- [Task requirements]:
Please reproduce the data starting at the line containing "y-tick-kgscm: 0,01 (56, 475, 77, 487)" and ending at the line containing "y-tick-kgscm: 0,4 (62, 123, 77, 135)", renaming every "y-tick-kgscm" to "y-tick-kgf" and leaving everything else unchanged.

- [Source records]:
◆ ◆ ◆ ◆ ◆ ◆ ◆

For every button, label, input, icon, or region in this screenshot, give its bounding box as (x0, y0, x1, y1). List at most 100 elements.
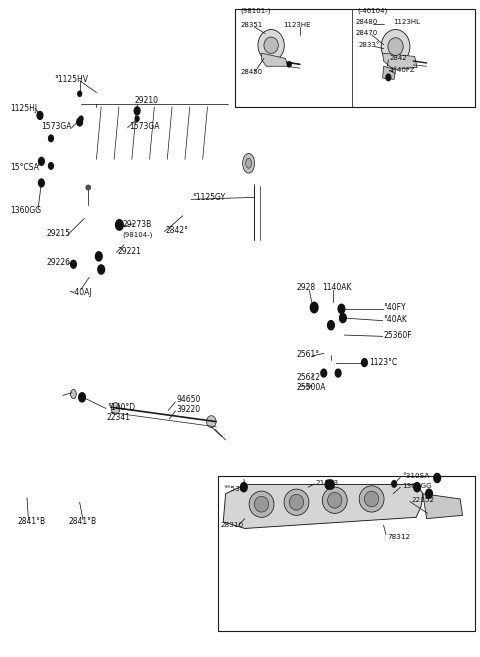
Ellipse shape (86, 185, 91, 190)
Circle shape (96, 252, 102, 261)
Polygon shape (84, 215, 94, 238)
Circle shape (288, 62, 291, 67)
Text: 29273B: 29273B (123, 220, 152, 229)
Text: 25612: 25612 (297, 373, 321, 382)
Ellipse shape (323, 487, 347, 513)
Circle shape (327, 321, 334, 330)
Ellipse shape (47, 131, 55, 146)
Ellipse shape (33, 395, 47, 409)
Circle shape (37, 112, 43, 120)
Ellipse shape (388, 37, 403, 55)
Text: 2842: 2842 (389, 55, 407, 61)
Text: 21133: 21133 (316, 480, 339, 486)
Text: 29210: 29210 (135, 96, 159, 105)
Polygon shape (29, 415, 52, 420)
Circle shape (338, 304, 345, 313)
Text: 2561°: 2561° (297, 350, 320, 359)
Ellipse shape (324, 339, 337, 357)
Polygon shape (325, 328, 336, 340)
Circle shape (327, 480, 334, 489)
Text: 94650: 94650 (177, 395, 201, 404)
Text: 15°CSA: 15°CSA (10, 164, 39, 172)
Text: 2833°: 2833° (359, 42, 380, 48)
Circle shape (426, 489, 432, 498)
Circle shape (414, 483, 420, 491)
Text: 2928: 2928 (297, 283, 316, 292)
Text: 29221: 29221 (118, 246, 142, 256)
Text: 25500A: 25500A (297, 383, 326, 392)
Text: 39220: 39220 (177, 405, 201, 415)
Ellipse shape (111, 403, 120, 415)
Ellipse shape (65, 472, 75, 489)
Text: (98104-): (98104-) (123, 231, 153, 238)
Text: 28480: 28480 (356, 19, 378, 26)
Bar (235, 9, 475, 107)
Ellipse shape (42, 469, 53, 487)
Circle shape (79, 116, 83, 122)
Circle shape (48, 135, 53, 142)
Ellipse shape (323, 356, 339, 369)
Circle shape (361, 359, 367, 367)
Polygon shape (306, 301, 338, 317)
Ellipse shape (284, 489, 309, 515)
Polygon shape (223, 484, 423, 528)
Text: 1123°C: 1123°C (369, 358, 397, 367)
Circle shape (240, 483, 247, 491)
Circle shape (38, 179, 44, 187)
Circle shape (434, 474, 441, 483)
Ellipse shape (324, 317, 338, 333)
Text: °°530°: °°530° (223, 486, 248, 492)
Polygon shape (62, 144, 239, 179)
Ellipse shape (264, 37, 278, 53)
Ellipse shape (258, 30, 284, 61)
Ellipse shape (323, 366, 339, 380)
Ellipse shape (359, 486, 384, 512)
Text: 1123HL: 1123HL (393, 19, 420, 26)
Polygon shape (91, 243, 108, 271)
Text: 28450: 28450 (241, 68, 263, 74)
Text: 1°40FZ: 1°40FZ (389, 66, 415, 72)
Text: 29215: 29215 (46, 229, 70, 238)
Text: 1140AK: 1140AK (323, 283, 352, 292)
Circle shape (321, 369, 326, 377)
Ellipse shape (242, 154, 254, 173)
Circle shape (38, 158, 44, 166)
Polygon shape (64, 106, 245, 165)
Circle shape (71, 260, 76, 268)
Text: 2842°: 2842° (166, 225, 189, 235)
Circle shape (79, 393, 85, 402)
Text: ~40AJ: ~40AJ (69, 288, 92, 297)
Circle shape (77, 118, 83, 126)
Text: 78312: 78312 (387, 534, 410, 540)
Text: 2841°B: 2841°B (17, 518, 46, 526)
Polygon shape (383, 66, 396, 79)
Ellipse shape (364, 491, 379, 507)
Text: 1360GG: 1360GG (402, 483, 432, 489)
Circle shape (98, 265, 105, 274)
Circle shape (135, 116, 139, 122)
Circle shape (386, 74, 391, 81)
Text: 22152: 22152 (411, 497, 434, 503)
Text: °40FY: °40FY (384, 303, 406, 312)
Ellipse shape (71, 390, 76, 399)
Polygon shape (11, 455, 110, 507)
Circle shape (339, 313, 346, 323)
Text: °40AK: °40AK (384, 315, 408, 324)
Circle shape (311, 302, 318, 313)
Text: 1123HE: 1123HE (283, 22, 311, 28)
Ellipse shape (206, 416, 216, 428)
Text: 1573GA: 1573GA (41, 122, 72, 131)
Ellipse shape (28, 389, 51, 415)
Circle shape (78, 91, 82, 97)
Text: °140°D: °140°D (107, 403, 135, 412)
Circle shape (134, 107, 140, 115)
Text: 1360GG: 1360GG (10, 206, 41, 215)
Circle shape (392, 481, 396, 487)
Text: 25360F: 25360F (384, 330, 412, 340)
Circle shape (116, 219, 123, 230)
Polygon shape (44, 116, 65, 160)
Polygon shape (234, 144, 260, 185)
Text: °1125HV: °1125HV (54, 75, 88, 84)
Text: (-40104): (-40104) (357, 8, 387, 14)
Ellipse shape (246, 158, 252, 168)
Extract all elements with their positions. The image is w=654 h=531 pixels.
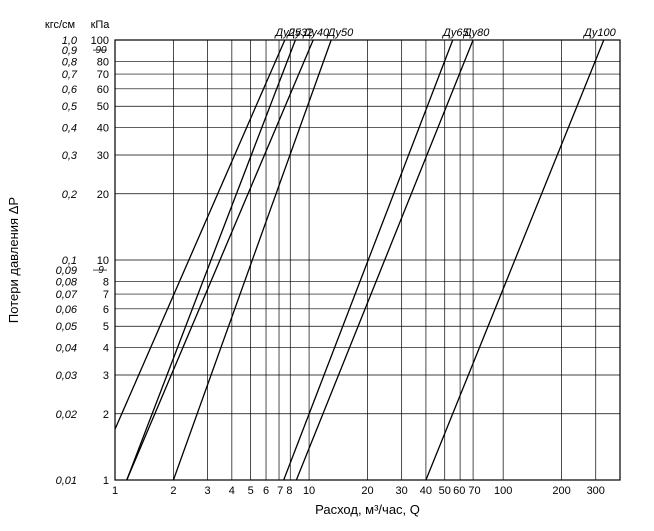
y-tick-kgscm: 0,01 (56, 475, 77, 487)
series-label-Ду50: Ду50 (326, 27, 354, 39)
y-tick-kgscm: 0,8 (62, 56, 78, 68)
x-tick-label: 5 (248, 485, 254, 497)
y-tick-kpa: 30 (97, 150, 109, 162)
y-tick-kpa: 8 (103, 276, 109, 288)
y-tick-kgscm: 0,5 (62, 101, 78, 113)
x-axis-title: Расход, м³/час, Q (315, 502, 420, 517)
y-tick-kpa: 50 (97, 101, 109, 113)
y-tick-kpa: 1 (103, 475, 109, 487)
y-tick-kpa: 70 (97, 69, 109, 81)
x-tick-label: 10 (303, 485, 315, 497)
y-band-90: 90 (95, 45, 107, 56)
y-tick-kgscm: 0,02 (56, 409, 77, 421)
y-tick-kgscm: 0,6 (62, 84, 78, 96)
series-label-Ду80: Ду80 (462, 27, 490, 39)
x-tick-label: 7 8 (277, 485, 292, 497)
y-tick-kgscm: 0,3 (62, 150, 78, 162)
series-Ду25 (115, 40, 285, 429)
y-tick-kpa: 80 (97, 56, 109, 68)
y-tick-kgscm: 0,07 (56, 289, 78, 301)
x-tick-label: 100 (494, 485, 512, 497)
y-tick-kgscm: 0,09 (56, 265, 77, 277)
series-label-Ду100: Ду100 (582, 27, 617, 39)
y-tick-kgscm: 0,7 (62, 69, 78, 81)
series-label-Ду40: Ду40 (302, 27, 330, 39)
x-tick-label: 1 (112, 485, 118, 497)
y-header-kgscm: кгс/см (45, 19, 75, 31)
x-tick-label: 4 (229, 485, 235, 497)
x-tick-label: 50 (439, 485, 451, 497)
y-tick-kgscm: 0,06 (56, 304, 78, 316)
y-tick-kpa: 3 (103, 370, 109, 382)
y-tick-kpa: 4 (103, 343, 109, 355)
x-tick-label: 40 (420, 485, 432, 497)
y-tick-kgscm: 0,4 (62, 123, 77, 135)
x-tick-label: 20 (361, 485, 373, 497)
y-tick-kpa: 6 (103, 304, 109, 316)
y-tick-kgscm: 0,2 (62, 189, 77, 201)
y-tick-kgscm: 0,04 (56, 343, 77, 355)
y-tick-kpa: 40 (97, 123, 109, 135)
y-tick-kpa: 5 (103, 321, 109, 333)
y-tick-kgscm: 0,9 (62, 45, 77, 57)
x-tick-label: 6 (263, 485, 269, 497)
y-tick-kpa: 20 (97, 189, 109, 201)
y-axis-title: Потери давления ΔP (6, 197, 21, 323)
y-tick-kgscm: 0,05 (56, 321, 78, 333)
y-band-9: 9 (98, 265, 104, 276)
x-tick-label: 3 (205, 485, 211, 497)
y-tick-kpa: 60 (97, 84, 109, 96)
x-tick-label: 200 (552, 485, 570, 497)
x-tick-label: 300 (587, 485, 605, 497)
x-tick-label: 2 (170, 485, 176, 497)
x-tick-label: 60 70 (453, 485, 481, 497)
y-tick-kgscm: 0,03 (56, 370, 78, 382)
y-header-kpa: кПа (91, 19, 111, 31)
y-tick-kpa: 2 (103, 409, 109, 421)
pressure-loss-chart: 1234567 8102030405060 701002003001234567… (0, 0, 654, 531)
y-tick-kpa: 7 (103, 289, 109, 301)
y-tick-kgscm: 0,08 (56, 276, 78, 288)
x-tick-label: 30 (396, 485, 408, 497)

◆ ◆ ◆ ◆ ◆ ◆ ◆

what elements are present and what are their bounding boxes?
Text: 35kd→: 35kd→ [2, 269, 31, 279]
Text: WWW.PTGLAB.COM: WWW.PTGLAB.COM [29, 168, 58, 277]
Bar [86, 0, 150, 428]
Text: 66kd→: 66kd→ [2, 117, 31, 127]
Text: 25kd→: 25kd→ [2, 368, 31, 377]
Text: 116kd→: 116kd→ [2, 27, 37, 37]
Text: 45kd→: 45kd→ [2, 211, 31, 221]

◆ ◆ ◆ ◆ ◆ ◆ ◆

- [Task answer]:
y-tick-kgf: 0,01 (56, 475, 77, 487)
series-label-Ду50: Ду50 (326, 27, 354, 39)
y-tick-kgf: 0,8 (62, 56, 78, 68)
x-tick-label: 5 (248, 485, 254, 497)
y-tick-kpa: 30 (97, 150, 109, 162)
y-tick-kpa: 8 (103, 276, 109, 288)
y-tick-kgf: 0,5 (62, 101, 78, 113)
x-axis-title: Расход, м³/час, Q (315, 502, 420, 517)
y-tick-kpa: 50 (97, 101, 109, 113)
y-tick-kpa: 1 (103, 475, 109, 487)
y-tick-kpa: 70 (97, 69, 109, 81)
x-tick-label: 10 (303, 485, 315, 497)
y-band-90: 90 (95, 45, 107, 56)
y-tick-kgf: 0,02 (56, 409, 77, 421)
y-tick-kgf: 0,6 (62, 84, 78, 96)
series-label-Ду80: Ду80 (462, 27, 490, 39)
x-tick-label: 7 8 (277, 485, 292, 497)
y-tick-kgf: 0,3 (62, 150, 78, 162)
series-Ду25 (115, 40, 285, 429)
y-tick-kpa: 80 (97, 56, 109, 68)
y-tick-kgf: 0,07 (56, 289, 78, 301)
x-tick-label: 100 (494, 485, 512, 497)
y-tick-kgf: 0,09 (56, 265, 77, 277)
series-label-Ду100: Ду100 (582, 27, 617, 39)
y-tick-kgf: 0,7 (62, 69, 78, 81)
series-label-Ду40: Ду40 (302, 27, 330, 39)
x-tick-label: 1 (112, 485, 118, 497)
y-header-kgscm: кгс/см (45, 19, 75, 31)
x-tick-label: 4 (229, 485, 235, 497)
x-tick-label: 50 (439, 485, 451, 497)
y-tick-kgf: 0,06 (56, 304, 78, 316)
y-tick-kpa: 3 (103, 370, 109, 382)
y-tick-kpa: 4 (103, 343, 109, 355)
x-tick-label: 40 (420, 485, 432, 497)
y-tick-kgf: 0,4 (62, 123, 77, 135)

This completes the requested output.